*Exercise instructions:*
Check every line for the word "Intermediary" and state how many lines have it. Reply with the number alone.

*Dataset:*
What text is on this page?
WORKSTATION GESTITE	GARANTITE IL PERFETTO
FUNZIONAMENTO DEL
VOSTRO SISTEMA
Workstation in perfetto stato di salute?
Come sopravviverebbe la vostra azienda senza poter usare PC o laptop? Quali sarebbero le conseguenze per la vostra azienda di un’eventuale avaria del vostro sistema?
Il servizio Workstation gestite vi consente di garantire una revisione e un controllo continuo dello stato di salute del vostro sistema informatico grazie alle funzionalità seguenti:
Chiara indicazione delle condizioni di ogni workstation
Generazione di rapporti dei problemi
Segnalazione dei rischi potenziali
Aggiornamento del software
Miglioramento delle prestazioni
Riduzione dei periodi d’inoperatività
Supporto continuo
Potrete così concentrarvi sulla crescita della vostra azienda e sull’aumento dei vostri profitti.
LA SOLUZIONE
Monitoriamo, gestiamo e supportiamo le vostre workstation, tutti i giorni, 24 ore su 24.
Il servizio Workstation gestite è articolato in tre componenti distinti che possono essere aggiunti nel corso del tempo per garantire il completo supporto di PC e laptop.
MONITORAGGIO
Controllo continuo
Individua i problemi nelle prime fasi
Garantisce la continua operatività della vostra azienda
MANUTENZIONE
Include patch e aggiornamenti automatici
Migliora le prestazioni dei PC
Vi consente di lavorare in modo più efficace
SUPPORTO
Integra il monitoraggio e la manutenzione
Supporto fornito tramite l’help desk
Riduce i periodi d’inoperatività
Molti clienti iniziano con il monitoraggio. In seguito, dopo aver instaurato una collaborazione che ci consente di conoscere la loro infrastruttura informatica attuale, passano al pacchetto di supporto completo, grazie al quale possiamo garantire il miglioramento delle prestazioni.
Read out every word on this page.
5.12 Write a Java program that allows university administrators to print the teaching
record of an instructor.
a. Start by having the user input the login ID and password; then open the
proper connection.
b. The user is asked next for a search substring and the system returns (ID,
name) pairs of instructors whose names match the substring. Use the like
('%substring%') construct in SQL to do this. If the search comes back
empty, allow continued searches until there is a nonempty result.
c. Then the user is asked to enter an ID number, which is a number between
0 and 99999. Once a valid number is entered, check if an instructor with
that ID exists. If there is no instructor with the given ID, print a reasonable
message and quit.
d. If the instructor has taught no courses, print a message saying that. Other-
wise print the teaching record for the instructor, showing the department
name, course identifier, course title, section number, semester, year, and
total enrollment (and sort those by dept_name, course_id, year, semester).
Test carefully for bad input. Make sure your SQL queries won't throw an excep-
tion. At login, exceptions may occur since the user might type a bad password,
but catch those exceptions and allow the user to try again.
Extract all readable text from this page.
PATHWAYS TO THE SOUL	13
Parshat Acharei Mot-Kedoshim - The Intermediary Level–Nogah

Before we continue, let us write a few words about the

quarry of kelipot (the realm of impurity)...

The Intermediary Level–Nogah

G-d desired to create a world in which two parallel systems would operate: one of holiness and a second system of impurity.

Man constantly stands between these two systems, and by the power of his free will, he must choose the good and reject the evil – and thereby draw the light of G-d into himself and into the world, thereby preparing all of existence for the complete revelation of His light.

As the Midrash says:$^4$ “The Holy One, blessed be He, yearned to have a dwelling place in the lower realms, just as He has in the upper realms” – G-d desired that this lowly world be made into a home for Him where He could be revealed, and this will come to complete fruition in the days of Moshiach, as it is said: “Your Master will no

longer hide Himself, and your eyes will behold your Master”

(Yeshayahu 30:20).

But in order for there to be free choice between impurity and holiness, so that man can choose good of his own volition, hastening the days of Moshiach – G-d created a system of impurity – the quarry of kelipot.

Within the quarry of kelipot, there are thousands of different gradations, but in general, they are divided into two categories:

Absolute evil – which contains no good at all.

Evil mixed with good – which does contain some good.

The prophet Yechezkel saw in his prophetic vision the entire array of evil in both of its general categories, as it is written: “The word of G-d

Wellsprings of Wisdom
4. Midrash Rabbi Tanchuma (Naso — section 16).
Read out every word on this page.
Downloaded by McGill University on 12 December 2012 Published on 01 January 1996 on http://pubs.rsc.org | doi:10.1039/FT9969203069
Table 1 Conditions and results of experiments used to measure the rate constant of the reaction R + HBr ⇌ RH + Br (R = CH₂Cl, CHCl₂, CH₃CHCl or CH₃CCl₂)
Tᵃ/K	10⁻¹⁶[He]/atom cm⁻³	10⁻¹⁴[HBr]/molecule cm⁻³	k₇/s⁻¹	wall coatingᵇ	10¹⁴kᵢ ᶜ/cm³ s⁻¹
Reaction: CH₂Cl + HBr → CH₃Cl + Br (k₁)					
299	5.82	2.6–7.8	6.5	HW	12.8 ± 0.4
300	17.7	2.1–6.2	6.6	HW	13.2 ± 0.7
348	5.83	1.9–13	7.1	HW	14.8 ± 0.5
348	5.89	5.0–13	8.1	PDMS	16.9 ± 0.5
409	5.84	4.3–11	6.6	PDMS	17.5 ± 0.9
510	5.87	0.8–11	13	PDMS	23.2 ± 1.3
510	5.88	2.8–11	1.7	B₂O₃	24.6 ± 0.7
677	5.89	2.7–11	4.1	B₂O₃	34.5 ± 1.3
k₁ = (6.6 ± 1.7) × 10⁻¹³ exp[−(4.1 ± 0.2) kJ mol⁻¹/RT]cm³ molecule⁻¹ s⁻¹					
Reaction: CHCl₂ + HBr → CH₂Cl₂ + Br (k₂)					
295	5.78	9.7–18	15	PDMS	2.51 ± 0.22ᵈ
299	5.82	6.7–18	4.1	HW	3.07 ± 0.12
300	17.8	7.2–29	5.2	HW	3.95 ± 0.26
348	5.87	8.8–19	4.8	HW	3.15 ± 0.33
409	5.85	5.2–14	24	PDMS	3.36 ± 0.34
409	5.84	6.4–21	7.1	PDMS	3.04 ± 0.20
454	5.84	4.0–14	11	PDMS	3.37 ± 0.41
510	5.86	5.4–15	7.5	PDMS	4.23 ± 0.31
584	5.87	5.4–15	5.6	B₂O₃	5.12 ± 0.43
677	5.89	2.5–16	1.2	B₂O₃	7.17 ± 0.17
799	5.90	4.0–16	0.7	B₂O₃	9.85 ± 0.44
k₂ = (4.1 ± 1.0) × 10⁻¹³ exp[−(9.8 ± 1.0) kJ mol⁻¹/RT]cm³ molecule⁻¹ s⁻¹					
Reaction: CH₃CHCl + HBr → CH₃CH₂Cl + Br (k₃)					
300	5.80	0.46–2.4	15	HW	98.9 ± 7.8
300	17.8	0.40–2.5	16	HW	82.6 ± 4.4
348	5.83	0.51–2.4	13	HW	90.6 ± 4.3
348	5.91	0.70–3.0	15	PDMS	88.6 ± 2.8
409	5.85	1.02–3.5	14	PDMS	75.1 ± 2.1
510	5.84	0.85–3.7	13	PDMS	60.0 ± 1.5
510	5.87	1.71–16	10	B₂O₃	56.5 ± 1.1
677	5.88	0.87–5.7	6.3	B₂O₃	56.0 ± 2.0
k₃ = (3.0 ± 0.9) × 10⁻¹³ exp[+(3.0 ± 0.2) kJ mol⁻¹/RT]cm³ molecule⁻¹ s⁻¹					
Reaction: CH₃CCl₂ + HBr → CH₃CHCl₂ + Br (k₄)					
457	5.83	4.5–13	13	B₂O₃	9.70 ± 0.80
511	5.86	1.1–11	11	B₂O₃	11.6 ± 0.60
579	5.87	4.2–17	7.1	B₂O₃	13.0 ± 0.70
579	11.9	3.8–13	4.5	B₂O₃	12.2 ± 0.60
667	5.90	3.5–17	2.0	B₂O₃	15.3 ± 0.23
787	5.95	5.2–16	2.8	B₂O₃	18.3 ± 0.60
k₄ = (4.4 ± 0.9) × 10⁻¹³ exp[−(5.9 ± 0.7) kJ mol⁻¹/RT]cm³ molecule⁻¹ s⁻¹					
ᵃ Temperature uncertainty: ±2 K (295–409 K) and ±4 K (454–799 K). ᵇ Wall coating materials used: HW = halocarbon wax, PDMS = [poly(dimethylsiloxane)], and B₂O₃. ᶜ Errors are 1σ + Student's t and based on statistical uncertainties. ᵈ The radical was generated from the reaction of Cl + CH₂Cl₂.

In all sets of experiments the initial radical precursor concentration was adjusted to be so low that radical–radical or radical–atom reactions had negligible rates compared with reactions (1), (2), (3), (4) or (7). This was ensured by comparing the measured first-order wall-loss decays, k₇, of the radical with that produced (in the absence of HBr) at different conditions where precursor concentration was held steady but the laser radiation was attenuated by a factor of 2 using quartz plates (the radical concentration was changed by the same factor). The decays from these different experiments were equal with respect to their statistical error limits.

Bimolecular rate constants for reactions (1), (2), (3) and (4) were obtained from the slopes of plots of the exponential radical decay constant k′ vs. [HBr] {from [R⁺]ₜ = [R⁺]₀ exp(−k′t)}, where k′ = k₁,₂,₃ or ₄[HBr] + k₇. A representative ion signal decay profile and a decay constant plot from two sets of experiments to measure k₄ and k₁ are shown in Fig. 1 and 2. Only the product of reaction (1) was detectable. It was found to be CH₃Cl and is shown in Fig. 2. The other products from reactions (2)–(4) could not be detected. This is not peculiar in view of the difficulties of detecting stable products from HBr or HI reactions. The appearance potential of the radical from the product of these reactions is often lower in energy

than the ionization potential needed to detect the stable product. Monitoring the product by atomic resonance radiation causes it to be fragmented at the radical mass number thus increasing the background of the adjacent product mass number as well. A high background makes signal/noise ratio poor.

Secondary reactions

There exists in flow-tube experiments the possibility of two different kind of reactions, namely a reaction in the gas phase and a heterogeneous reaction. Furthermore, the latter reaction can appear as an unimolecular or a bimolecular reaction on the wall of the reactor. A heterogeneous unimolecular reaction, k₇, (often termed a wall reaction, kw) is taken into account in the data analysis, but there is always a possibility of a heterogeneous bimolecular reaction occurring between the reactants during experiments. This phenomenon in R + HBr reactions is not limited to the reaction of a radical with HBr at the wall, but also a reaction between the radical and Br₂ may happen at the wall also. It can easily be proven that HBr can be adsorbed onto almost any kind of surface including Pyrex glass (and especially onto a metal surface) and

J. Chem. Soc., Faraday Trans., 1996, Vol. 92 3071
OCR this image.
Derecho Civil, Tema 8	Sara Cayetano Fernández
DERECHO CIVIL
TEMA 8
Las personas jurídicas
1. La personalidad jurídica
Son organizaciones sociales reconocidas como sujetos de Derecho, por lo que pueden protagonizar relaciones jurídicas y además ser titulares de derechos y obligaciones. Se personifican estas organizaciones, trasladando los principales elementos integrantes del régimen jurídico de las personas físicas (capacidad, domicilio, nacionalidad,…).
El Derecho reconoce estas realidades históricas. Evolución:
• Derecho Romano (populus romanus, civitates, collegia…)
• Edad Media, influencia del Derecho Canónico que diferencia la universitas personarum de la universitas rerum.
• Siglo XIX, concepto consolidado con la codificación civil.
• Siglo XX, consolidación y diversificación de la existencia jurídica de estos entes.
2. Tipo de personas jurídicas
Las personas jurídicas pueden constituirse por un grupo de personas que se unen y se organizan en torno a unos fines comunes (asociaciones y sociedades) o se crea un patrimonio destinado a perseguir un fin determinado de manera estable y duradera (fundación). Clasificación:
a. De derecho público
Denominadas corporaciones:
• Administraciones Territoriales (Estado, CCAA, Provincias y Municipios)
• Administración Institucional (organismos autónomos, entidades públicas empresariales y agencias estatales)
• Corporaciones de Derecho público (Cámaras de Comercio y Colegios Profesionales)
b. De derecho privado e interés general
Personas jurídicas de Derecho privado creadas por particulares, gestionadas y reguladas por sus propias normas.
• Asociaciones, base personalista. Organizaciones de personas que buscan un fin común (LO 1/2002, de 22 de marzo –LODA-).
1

*The reply:*
2